_Excerpted text:_
==================================================
The Secretary may award the grant in annual
installments.
[(d) Allocation of Unallocated Funds.--
[(1) Additional grants.--The Secretary shall make
additional grants under this section of any amounts
made available for grants under this section that, on
July 1, 2009, have not been allocated to States under
this section.
[(2) Allocation.--The additional grants made under
this subsection shall be allocated among all States
that, as of that date, have enacted, have in effect,
and are enforcing conforming primary safety belt laws
for all passenger motor vehicles. The allocations shall
be made in accordance with the formula for apportioning
funds among the States under section 402(c).]
(e) Use of Grant Funds.--
(1) In general.--Subject to paragraph (2), a State
may use a grant under this section for any safety
purpose under this title or for any project that
corrects or improves a hazardous roadway location or
feature or proactively addresses highway safety
problems, including--
(A) intersection improvements;
(B) pavement and shoulder widening;
(C) installation of rumble strips and other
warning devices;
(D) improving skid resistance;
(E) improvements for pedestrian or bicyclist
safety;
(F) railway-highway crossing safety;
(G) traffic calming;
(H) the elimination of roadside obstacles;
(I) improving highway signage and pavement
marking;
(J) installing priority control systems for
emergency vehicles at signalized intersections;
(K) installing traffic control or warning
devices at locations with high accident
potential;
(L) safety-conscious planning; and
(M) improving crash data collection and
analysis.
==================================================
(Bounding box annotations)

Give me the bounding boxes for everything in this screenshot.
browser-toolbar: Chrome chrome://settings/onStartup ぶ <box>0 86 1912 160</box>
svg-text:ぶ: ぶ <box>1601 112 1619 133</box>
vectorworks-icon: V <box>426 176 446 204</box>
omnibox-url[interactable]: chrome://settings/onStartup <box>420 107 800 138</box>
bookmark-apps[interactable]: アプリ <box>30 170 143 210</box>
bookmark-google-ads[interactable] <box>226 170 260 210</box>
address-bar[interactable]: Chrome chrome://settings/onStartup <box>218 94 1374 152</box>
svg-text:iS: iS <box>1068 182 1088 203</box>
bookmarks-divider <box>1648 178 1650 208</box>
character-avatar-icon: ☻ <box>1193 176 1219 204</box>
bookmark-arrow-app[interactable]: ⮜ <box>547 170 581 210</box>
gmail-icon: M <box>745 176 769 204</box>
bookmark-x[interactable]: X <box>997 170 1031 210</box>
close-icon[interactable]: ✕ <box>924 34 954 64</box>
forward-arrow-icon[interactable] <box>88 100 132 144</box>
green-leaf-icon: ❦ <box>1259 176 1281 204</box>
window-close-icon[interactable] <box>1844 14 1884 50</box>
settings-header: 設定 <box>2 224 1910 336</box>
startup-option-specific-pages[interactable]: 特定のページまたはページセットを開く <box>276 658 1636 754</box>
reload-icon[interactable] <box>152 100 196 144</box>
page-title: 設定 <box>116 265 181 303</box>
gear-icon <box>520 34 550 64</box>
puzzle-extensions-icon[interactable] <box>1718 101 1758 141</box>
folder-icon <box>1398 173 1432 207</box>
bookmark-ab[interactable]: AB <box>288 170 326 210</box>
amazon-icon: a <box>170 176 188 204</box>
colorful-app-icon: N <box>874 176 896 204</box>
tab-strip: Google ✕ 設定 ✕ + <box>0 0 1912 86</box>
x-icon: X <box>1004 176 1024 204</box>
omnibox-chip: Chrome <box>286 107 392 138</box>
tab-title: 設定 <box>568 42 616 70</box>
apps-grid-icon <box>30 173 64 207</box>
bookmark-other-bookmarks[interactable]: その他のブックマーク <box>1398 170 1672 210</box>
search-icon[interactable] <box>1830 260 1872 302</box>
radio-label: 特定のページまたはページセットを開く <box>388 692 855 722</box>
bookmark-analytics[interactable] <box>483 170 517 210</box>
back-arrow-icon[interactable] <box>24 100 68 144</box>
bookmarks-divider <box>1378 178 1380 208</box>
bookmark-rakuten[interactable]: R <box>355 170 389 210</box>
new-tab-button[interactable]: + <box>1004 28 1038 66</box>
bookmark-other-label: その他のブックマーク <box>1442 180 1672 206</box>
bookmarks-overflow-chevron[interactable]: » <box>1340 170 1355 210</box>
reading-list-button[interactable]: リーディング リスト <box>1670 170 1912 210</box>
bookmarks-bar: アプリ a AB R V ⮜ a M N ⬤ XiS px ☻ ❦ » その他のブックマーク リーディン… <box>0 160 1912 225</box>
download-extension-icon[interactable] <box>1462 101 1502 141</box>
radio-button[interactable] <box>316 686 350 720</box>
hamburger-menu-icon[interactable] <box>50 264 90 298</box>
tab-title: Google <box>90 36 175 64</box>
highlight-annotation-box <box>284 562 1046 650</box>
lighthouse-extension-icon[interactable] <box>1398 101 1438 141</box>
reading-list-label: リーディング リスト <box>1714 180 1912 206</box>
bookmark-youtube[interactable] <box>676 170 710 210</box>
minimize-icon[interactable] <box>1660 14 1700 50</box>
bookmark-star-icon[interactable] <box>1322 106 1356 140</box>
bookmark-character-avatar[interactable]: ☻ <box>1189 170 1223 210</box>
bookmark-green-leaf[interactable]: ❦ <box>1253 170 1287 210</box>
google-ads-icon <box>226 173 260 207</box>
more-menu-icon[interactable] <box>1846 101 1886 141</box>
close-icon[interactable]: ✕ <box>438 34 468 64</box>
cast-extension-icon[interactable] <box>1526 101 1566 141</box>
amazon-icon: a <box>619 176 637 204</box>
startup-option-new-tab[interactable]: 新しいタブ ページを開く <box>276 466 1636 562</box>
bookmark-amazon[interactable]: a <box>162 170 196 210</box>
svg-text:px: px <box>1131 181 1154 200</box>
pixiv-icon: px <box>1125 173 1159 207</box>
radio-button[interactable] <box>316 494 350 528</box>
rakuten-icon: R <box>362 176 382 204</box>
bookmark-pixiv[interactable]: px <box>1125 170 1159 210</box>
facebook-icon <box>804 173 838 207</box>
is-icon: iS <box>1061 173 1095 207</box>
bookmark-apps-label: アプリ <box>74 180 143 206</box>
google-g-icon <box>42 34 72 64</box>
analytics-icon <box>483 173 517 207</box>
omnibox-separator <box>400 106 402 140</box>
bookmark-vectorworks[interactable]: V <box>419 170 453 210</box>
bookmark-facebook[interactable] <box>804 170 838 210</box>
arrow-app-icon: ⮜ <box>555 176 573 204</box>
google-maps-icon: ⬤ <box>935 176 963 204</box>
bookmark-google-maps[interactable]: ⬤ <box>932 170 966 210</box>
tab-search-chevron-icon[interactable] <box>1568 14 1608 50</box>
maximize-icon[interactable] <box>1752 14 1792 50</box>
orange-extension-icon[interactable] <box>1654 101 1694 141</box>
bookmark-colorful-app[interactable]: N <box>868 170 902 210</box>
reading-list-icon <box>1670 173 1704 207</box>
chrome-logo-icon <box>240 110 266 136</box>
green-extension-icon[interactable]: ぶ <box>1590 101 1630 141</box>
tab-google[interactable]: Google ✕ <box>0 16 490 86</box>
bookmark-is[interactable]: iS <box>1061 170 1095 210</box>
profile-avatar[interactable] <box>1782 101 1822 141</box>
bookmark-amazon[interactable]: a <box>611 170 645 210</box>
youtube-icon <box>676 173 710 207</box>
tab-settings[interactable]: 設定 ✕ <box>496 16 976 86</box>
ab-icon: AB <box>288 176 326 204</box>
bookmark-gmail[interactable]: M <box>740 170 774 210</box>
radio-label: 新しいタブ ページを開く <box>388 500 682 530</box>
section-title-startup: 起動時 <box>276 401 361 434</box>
==================================================
_Exercise 1:_
In the highway safety grant text, on what date are amounts not yet allocated to States used to determine the additional grants?
_Exercise 2:_
Update the listing from its first line through the line with "folder-icon <box>1398 173 1432 207</box>", changing "reload-icon" to "refresh-icon" and leaving all else unchanged. Return only those lines.

_Final result 1:_
July 1, 2009.

_Final result 2:_
Give me the bounding boxes for everything in this screenshot.
browser-toolbar: Chrome chrome://settings/onStartup ぶ <box>0 86 1912 160</box>
svg-text:ぶ: ぶ <box>1601 112 1619 133</box>
vectorworks-icon: V <box>426 176 446 204</box>
omnibox-url[interactable]: chrome://settings/onStartup <box>420 107 800 138</box>
bookmark-apps[interactable]: アプリ <box>30 170 143 210</box>
bookmark-google-ads[interactable] <box>226 170 260 210</box>
address-bar[interactable]: Chrome chrome://settings/onStartup <box>218 94 1374 152</box>
svg-text:iS: iS <box>1068 182 1088 203</box>
bookmarks-divider <box>1648 178 1650 208</box>
character-avatar-icon: ☻ <box>1193 176 1219 204</box>
bookmark-arrow-app[interactable]: ⮜ <box>547 170 581 210</box>
gmail-icon: M <box>745 176 769 204</box>
bookmark-x[interactable]: X <box>997 170 1031 210</box>
close-icon[interactable]: ✕ <box>924 34 954 64</box>
forward-arrow-icon[interactable] <box>88 100 132 144</box>
green-leaf-icon: ❦ <box>1259 176 1281 204</box>
window-close-icon[interactable] <box>1844 14 1884 50</box>
settings-header: 設定 <box>2 224 1910 336</box>
startup-option-specific-pages[interactable]: 特定のページまたはページセットを開く <box>276 658 1636 754</box>
refresh-icon[interactable] <box>152 100 196 144</box>
page-title: 設定 <box>116 265 181 303</box>
gear-icon <box>520 34 550 64</box>
puzzle-extensions-icon[interactable] <box>1718 101 1758 141</box>
folder-icon <box>1398 173 1432 207</box>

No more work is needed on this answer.